- **ОТРЫВОК ТЕКСТА**:
--

Эти силы не дали Керенского в обиду.

Уже вечером 28-го поднимались враги Корнилова, предлагали свои услуги Временному правительству. С утра 29 августа началась раздача винтовок желающим, формирование рабочих дружин.

Керенский выпустил из тюрьмы большевиков, сидевших там после июльских событий. Они подняли Красную Гвардию. В результате возле Вырицы войска Корнилова остановили силы, в несколько раз превышавшие весь корпус Крымова.

А генералу Крымову Керенский 30 августа направил приглашение лично прибыть для переговоров. Приглашение было передано через полковника Самарина: приятель Крымова, он занимал должность помощника начальника кабинета Керенского. Войска могут двигаться на Петроград, только вступив в гражданскую войну с разношерстными защитниками Временного правительства. Крымов поехал в столицу. О чем они беседовали с Керенским, неизвестно. Известно, что пока начальник отсутствовал, войска удалось разагитировать и разложить, и они окончательно встали под Лугой. Еще известно, что вскоре после ухода от Керенского сорокашестилетний генерал Крымов застрелился.

--

- **ПРЕДСТАВЛЕННЫЕ ДАННЫЕ**:
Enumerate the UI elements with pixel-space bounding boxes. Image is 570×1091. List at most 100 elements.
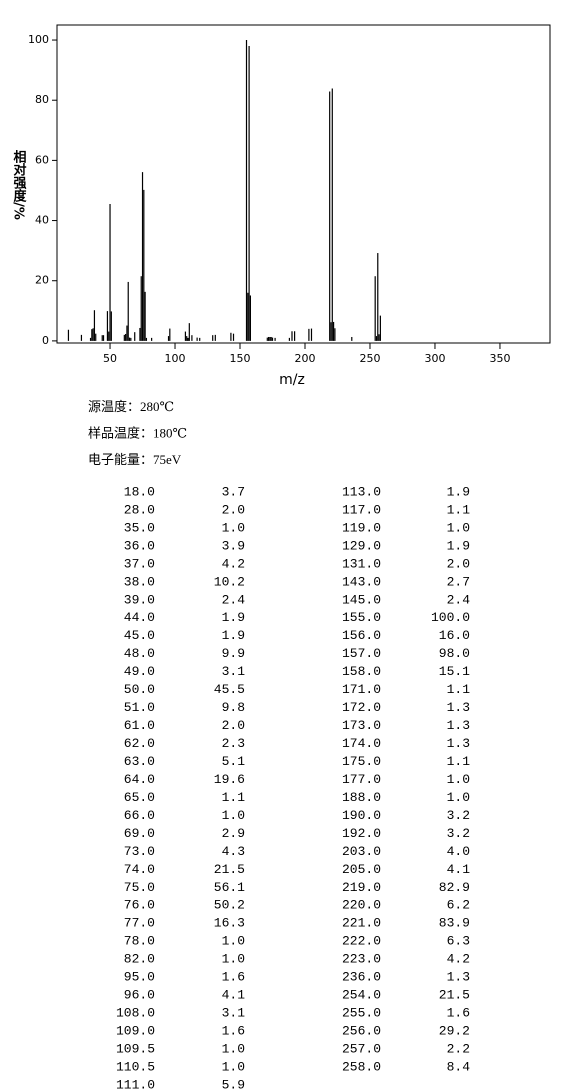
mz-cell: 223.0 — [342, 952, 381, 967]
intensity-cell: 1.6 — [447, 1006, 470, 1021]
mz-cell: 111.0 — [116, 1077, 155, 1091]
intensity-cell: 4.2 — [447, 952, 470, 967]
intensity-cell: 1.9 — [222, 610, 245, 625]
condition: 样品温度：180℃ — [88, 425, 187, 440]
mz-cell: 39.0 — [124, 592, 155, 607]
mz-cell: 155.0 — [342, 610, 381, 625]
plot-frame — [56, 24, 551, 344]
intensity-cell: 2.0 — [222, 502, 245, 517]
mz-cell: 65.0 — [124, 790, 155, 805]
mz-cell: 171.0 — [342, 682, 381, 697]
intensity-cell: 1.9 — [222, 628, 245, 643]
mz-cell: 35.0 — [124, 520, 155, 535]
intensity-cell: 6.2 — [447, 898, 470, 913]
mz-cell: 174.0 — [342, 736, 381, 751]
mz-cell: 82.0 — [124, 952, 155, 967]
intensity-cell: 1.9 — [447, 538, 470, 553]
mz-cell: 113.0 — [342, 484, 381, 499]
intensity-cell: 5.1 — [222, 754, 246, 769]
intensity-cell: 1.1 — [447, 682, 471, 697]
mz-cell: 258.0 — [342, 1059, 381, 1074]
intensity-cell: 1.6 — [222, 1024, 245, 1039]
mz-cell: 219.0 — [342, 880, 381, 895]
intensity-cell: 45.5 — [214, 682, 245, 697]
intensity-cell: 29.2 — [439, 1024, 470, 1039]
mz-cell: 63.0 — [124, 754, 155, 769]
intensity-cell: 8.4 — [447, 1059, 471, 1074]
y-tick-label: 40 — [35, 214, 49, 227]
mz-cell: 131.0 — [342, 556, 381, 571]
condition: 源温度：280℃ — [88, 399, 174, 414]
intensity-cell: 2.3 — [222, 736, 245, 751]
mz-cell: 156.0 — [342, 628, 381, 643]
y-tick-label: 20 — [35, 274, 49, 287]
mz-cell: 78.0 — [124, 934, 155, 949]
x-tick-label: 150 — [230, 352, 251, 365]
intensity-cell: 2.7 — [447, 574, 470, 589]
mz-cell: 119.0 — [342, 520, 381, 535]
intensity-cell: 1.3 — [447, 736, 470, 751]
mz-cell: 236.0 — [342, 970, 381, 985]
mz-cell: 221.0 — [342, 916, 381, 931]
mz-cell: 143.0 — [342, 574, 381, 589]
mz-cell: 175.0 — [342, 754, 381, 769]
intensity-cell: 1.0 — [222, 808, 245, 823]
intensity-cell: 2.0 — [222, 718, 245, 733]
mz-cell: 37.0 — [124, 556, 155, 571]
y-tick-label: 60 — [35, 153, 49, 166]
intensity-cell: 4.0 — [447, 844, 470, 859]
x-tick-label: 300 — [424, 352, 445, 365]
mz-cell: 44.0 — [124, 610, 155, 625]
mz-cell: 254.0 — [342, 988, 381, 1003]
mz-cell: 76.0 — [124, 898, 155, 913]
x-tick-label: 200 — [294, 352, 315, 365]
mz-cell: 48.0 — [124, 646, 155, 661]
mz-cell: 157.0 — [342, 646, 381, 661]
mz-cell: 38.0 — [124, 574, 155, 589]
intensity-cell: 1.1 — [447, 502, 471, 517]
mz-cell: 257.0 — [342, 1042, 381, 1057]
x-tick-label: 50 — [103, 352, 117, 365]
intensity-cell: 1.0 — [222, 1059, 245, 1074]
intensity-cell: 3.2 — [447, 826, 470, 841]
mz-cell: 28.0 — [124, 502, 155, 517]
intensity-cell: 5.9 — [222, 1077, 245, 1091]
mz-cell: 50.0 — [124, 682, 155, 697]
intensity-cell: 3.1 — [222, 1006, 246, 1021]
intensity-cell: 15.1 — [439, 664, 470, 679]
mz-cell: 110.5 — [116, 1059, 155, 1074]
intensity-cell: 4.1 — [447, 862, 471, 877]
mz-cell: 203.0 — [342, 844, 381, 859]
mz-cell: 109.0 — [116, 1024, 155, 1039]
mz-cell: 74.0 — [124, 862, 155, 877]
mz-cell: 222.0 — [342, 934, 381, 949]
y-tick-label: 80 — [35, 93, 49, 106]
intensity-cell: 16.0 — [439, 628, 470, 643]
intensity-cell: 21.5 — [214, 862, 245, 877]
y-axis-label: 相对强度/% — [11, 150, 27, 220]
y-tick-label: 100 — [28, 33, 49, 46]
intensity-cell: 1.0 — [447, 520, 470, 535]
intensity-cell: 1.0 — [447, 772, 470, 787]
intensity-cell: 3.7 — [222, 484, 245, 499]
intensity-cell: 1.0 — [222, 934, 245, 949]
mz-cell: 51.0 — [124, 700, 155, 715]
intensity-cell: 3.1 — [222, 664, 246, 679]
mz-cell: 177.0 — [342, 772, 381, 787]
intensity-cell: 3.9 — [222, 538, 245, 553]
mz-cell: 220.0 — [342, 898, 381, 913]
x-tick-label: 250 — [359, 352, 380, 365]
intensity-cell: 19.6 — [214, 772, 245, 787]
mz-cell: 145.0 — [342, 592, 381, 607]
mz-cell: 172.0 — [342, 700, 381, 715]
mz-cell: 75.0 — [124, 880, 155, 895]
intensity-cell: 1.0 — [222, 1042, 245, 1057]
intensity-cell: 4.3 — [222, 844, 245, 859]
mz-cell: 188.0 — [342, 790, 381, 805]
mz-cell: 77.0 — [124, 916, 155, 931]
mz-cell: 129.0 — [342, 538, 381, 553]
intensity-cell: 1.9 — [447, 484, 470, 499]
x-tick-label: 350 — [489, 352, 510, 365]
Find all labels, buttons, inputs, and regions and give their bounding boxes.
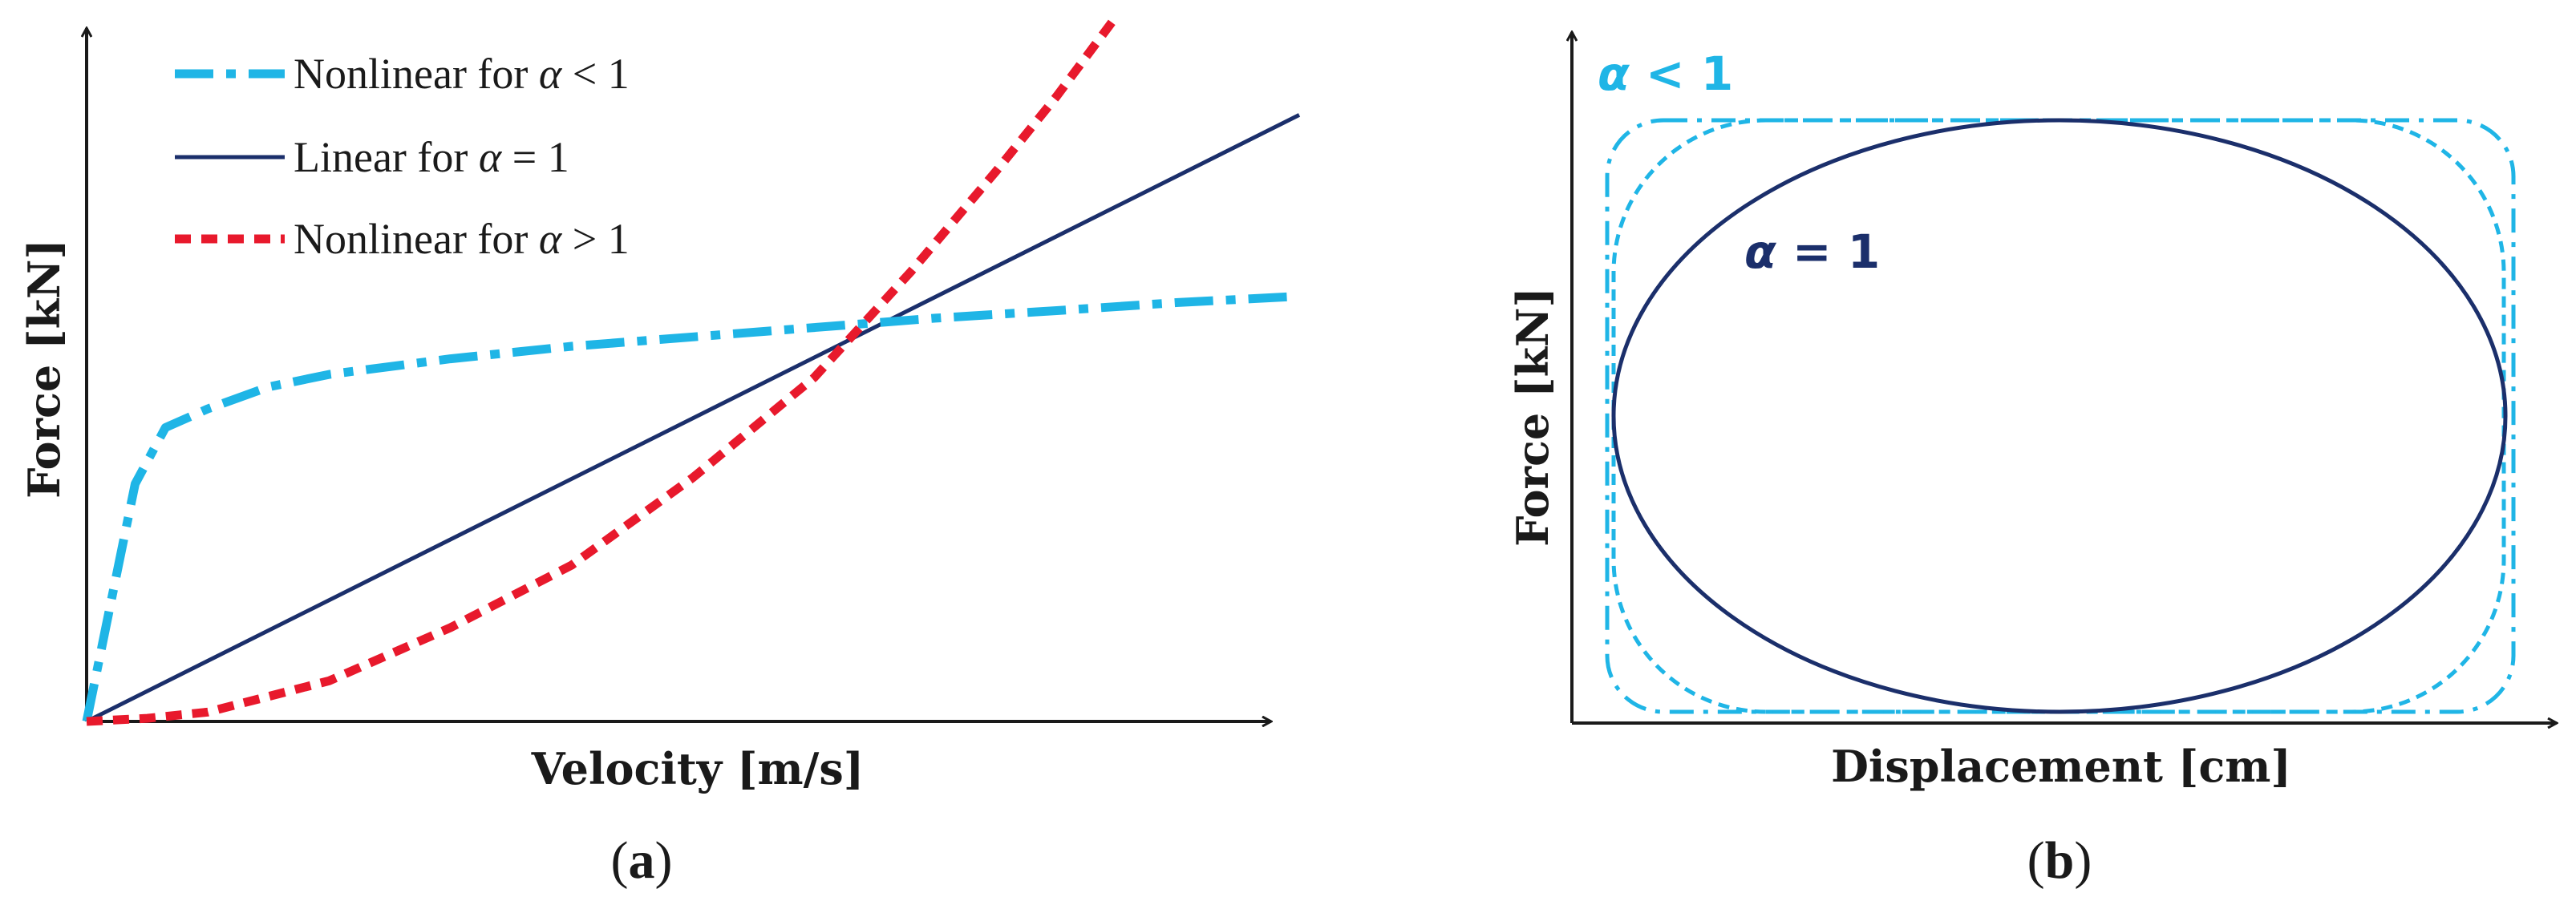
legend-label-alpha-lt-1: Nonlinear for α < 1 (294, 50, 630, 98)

--

- **УСЛОВИЕ ЗАДАНИЯ**: Объясните по отрывку, почему войска Корнилова удалось остановить возле Вырицы. Эти данные никак не связаны с отрывком.

- **РЕШЕНИЕ ЗАДАЧИ**: Керенский выпустил из тюрьмы большевиков, и они подняли Красную Гвардию, а с утра 29 августа желающим раздавали винтовки и формировали рабочие дружины. В результате под Вырицей войскам Корнилова противостояли силы, в несколько раз превышавшие весь корпус Крымова.